*Directions*. Locate all lines with the word "БОМБОРА" and copy them out.

*Given entries*.

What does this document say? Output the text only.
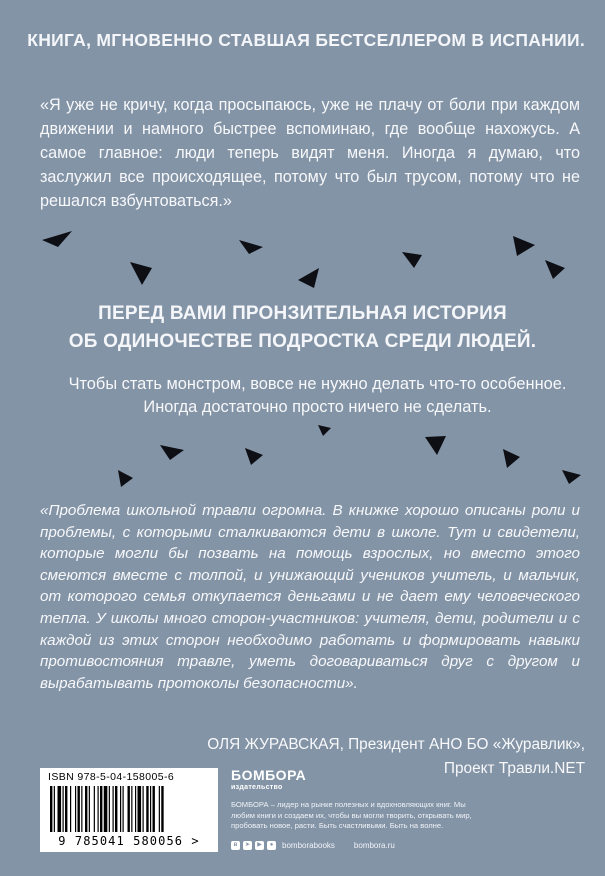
КНИГА, МГНОВЕННО СТАВШАЯ БЕСТСЕЛЛЕРОМ В ИСПАНИИ.
«Я уже не кричу, когда просыпаюсь, уже не плачу от боли при каждом движении и намного быстрее вспоминаю, где вообще нахожусь. А самое главное: люди теперь видят меня. Иногда я думаю, что заслужил все происходящее, потому что был трусом, потому что не решался взбунтоваться.»
ПЕРЕД ВАМИ ПРОНЗИТЕЛЬНАЯ ИСТОРИЯ
ОБ ОДИНОЧЕСТВЕ ПОДРОСТКА СРЕДИ ЛЮДЕЙ.
Чтобы стать монстром, вовсе не нужно делать что-то особенное. Иногда достаточно просто ничего не сделать.
«Проблема школьной травли огромна. В книжке хорошо описаны роли и проблемы, с которыми сталкиваются дети в школе. Тут и свидетели, которые могли бы позвать на помощь взрослых, но вместо этого смеются вместе с толпой, и унижающий учеников учитель, и мальчик, от которого семья откупается деньгами и не дает ему человеческого тепла. У школы много сторон-участников: учителя, дети, родители и с каждой из этих сторон необходимо работать и формировать навыки противостояния травле, уметь договариваться друг с другом и вырабатывать протоколы безопасности».
ОЛЯ ЖУРАВСКАЯ, Президент АНО БО «Журавлик»,
Проект Травли.NET
ISBN 978-5-04-158005-6
9 785041 580056 >
БОМБОРА
издательство
БОМБОРА – лидер на рынке полезных и вдохновляющих книг. Мы любим книги и создаем их, чтобы вы могли творить, открывать мир, пробовать новое, расти. Быть счастливыми. Быть на волне.
в	➤	▶	●	bomborabooks bombora.ru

*Response*.
БОМБОРА
БОМБОРА – лидер на рынке полезных и вдохновляющих книг. Мы любим книги и создаем их, чтобы вы могли творить, открывать мир, пробовать новое, расти. Быть счастливыми. Быть на волне.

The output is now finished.